## begin EXERCISE MATERIAL

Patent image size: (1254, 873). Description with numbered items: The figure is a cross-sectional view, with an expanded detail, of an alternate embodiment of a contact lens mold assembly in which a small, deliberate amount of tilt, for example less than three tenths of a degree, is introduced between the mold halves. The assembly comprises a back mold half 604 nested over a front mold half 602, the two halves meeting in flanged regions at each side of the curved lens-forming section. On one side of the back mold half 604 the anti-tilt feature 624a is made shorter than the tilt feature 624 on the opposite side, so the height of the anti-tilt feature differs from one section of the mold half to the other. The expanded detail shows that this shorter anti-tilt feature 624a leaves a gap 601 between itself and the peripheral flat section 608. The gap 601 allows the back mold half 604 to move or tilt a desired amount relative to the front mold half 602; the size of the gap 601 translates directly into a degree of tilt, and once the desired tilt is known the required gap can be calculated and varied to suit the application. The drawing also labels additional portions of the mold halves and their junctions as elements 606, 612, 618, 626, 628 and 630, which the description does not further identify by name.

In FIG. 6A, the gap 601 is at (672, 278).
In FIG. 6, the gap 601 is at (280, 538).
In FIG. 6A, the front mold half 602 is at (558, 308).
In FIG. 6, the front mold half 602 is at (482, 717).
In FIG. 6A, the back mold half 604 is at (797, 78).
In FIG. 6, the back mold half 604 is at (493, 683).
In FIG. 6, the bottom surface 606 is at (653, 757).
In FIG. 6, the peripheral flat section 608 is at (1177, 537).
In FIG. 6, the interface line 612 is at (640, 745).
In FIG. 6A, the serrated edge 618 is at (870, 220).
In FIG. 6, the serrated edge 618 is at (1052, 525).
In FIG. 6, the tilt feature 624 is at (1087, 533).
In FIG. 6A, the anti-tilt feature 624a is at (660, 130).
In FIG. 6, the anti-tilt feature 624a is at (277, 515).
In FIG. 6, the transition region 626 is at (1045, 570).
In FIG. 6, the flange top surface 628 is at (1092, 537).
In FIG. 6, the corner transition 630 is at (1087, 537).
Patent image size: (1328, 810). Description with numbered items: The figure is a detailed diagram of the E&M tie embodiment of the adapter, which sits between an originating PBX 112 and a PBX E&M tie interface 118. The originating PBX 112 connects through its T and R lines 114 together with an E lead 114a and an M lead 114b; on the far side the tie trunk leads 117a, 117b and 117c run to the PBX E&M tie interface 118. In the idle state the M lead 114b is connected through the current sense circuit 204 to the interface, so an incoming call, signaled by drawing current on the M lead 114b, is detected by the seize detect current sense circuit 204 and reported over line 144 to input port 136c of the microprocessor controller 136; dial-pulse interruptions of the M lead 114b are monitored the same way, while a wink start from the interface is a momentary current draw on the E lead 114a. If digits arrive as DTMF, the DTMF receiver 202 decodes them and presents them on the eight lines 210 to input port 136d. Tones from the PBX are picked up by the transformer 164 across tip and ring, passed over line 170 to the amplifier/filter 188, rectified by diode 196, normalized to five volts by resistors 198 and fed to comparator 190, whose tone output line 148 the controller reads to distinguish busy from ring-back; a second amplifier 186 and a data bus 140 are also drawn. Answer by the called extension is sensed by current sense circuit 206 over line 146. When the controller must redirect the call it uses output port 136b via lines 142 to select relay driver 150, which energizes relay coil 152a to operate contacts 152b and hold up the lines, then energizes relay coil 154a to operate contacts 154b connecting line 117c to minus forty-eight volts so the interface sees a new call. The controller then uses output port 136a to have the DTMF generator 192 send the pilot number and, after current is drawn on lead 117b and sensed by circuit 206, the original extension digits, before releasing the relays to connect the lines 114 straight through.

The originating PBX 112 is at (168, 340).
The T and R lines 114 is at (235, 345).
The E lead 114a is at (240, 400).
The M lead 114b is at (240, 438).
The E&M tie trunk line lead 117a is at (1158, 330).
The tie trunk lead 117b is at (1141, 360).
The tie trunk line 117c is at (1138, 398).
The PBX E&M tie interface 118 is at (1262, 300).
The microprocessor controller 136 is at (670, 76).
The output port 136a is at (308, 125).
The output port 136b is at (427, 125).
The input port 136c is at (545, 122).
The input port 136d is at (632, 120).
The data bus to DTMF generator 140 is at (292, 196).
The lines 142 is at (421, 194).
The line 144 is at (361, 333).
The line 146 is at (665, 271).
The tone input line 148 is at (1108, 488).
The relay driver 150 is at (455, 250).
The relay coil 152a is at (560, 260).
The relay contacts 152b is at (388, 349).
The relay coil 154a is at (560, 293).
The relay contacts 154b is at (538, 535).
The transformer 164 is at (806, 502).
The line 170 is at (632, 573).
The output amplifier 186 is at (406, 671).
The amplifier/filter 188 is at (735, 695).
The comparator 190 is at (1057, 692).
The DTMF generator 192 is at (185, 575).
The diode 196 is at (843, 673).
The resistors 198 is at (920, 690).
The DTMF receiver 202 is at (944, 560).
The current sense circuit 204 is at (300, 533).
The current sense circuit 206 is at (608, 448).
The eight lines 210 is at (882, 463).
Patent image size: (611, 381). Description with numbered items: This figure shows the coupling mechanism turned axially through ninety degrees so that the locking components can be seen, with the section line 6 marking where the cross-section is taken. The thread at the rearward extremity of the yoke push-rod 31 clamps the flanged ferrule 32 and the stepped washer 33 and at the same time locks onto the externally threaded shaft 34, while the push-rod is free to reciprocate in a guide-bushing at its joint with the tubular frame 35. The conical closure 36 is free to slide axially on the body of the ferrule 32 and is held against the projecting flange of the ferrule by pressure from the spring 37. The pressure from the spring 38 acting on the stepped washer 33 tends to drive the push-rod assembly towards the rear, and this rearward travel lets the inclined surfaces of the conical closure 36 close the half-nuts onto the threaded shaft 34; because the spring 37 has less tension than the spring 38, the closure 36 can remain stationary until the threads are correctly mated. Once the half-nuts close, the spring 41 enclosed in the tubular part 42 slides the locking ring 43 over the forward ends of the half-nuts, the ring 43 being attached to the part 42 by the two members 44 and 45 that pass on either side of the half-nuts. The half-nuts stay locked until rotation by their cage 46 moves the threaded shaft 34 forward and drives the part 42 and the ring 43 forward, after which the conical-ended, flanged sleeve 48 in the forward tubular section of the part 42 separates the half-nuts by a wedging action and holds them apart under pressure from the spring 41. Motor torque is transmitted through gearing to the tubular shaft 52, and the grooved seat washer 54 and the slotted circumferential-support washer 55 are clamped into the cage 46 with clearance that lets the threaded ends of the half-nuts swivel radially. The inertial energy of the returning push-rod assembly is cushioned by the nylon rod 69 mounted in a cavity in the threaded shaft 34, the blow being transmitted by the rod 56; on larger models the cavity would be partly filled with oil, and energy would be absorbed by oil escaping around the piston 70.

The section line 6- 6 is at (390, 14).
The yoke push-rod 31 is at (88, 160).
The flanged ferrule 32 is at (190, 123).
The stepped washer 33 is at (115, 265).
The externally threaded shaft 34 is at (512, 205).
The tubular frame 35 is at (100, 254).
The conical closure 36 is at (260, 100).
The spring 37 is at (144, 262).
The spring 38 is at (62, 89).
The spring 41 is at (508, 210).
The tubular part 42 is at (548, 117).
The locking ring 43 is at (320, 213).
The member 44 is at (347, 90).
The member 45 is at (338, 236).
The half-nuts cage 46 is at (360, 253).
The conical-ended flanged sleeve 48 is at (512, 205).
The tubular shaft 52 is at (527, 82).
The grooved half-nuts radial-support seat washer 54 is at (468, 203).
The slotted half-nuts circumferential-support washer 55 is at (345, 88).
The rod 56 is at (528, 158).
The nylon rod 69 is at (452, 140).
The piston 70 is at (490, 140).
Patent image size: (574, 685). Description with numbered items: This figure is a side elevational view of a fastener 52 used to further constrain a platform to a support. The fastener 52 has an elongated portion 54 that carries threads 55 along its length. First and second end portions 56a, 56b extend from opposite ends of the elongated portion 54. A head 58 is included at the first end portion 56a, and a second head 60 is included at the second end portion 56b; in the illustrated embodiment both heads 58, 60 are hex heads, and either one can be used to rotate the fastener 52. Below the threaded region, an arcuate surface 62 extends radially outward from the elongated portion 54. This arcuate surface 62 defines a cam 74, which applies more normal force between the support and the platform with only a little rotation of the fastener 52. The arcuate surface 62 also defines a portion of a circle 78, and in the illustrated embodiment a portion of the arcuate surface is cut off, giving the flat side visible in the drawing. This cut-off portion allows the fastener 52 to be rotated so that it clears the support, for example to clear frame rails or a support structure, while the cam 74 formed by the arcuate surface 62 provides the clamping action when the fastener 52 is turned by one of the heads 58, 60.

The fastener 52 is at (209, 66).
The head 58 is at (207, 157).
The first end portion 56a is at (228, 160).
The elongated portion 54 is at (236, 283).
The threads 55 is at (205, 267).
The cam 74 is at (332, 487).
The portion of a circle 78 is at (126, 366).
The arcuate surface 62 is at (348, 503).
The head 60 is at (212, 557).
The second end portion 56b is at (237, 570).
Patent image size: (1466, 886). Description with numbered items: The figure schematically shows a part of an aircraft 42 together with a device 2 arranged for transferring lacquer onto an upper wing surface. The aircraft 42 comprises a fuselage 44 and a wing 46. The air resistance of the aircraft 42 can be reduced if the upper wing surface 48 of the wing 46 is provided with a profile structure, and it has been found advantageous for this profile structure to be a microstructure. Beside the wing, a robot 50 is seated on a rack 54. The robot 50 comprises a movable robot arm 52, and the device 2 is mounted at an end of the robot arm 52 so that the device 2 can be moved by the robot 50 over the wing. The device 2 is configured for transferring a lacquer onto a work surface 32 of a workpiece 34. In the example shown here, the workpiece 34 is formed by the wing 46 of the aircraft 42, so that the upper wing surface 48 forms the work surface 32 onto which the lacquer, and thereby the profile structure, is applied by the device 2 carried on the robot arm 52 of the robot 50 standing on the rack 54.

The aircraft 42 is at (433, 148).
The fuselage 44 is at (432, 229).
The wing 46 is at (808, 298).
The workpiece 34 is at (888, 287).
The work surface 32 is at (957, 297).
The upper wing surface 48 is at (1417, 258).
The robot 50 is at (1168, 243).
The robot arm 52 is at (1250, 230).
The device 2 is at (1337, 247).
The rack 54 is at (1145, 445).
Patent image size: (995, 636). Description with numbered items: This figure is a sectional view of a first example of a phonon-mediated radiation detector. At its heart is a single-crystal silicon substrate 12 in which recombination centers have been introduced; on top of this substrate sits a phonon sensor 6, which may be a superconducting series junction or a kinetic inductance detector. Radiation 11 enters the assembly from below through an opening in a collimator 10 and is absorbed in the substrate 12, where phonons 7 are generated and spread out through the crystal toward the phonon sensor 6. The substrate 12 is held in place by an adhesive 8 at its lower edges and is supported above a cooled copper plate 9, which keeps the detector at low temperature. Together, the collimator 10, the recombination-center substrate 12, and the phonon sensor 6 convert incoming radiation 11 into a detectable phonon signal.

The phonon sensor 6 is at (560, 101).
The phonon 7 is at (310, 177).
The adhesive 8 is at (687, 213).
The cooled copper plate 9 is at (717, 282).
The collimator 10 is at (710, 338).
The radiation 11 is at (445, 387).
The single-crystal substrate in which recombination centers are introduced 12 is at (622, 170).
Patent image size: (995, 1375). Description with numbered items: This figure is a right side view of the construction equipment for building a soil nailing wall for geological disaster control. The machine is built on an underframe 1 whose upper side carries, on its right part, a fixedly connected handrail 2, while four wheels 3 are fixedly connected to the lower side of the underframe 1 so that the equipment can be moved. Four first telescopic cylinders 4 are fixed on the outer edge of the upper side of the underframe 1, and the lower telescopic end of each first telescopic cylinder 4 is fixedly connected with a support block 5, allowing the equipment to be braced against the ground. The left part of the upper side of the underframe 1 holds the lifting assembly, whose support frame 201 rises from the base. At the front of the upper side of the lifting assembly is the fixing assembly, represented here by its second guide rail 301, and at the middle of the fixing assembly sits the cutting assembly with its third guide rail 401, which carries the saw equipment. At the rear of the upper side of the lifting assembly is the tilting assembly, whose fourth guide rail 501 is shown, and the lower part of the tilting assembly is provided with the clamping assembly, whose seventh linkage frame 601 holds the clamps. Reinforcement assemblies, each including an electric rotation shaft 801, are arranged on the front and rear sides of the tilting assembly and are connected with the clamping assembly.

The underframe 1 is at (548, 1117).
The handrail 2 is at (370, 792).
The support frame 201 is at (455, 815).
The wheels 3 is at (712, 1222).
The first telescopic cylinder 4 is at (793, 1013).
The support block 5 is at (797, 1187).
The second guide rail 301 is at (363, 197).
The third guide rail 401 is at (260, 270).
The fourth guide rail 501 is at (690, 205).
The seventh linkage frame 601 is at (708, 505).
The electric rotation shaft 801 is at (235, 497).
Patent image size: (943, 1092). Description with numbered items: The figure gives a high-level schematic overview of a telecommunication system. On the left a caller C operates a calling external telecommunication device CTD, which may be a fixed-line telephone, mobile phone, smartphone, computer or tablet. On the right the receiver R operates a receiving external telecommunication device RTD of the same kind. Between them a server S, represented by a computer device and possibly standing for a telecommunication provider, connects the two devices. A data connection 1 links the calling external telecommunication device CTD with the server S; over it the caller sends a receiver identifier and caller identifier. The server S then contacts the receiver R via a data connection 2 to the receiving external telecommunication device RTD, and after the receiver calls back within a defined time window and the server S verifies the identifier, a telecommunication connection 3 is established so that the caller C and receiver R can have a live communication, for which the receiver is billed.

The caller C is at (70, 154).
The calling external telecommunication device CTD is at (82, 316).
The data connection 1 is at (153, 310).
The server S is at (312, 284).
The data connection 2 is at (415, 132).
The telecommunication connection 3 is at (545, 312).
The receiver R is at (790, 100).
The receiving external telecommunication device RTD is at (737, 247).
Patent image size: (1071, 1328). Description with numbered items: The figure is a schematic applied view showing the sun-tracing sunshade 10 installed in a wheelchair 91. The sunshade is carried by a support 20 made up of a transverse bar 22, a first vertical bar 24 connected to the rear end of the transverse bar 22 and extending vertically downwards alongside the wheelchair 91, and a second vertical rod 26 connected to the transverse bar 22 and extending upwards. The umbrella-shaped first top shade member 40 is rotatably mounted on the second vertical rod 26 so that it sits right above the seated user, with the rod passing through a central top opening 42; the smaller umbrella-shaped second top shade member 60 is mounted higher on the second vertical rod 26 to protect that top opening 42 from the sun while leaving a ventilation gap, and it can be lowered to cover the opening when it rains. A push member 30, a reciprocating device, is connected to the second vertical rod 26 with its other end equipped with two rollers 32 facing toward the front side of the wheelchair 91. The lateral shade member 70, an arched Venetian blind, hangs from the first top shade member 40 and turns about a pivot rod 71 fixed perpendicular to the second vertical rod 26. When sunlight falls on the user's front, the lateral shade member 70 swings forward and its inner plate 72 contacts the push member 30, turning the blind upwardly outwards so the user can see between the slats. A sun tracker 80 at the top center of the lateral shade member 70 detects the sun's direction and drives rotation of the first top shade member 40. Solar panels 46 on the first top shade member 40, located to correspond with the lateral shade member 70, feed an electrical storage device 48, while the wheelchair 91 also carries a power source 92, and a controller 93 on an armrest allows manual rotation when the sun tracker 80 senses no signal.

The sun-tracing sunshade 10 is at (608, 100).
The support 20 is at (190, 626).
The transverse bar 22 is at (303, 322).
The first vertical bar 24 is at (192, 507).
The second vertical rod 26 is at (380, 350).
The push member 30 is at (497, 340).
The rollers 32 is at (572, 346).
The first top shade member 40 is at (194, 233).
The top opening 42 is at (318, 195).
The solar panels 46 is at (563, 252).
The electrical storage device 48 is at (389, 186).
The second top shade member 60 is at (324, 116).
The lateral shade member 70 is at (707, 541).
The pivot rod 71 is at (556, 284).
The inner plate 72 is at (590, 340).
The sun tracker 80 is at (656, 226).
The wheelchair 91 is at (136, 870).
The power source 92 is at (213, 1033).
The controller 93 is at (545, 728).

## end EXERCISE MATERIAL

> _DIRECTIONS FOR THIS TASK_
Copy the items verbatim, beginning at the line containing "Patent image size: (943, 1092)." and ending after the line containing "The receiving external telecommunication device RTD is".

> _RESPONSE TO THIS TASK_
Patent image size: (943, 1092). Description with numbered items: The figure gives a high-level schematic overview of a telecommunication system. On the left a caller C operates a calling external telecommunication device CTD, which may be a fixed-line telephone, mobile phone, smartphone, computer or tablet. On the right the receiver R operates a receiving external telecommunication device RTD of the same kind. Between them a server S, represented by a computer device and possibly standing for a telecommunication provider, connects the two devices. A data connection 1 links the calling external telecommunication device CTD with the server S; over it the caller sends a receiver identifier and caller identifier. The server S then contacts the receiver R via a data connection 2 to the receiving external telecommunication device RTD, and after the receiver calls back within a defined time window and the server S verifies the identifier, a telecommunication connection 3 is established so that the caller C and receiver R can have a live communication, for which the receiver is billed.

The caller C is at (70, 154).
The calling external telecommunication device CTD is at (82, 316).
The data connection 1 is at (153, 310).
The server S is at (312, 284).
The data connection 2 is at (415, 132).
The telecommunication connection 3 is at (545, 312).
The receiver R is at (790, 100).
The receiving external telecommunication device RTD is at (737, 247).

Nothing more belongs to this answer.